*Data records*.
------

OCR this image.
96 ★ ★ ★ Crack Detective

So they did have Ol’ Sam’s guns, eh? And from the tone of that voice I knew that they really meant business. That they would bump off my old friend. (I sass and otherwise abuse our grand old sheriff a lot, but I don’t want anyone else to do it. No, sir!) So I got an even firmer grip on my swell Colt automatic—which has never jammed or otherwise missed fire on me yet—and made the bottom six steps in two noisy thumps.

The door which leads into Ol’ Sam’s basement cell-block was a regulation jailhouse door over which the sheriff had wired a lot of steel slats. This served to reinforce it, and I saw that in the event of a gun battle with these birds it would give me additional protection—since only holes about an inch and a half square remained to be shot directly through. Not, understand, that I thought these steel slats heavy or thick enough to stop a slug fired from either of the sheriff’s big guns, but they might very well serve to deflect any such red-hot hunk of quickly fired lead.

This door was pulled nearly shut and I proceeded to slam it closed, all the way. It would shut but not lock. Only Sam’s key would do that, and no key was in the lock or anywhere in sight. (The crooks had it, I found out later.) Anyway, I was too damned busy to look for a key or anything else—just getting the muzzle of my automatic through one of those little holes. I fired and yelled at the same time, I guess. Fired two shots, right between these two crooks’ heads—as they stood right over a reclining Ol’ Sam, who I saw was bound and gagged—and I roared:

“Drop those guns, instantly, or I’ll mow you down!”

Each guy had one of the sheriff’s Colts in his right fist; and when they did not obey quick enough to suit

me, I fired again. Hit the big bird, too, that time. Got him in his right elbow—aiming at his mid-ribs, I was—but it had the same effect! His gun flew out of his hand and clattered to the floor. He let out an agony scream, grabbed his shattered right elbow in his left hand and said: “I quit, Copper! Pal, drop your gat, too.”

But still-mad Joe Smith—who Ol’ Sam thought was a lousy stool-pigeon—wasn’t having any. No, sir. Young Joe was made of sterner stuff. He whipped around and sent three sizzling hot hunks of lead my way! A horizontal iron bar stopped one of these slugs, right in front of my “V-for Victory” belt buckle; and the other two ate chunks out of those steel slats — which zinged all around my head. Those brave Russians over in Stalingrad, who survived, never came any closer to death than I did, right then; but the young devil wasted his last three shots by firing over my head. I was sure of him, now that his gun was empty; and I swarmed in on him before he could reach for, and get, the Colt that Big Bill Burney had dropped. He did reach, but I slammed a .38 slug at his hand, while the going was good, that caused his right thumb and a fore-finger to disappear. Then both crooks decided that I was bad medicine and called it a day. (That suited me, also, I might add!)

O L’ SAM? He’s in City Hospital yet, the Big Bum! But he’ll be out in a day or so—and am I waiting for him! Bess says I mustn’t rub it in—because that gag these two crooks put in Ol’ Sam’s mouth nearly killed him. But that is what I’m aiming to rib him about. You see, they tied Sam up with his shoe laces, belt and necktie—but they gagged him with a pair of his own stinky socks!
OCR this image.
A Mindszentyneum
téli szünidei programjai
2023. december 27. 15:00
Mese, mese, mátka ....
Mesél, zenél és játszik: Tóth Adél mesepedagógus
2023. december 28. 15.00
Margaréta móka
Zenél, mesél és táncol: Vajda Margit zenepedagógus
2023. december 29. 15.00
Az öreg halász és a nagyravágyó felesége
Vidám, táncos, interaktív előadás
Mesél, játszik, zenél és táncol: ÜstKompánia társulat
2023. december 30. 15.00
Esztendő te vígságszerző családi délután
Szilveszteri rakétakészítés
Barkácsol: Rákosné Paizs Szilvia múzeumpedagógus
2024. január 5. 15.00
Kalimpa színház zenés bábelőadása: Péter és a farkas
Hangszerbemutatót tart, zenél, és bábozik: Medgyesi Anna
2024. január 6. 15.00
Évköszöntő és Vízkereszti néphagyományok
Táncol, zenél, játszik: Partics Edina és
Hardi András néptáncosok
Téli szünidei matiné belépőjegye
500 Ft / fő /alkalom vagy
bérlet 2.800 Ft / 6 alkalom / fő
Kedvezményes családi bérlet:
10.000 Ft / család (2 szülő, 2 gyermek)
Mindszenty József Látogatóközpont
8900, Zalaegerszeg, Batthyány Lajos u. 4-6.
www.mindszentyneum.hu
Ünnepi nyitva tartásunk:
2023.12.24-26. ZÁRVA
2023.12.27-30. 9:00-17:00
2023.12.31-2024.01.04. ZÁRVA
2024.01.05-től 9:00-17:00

------

*Given problem*. Show each line of the data that contains the string "családi".

*Written answer*.
Esztendő te vígságszerző családi délután
Kedvezményes családi bérlet:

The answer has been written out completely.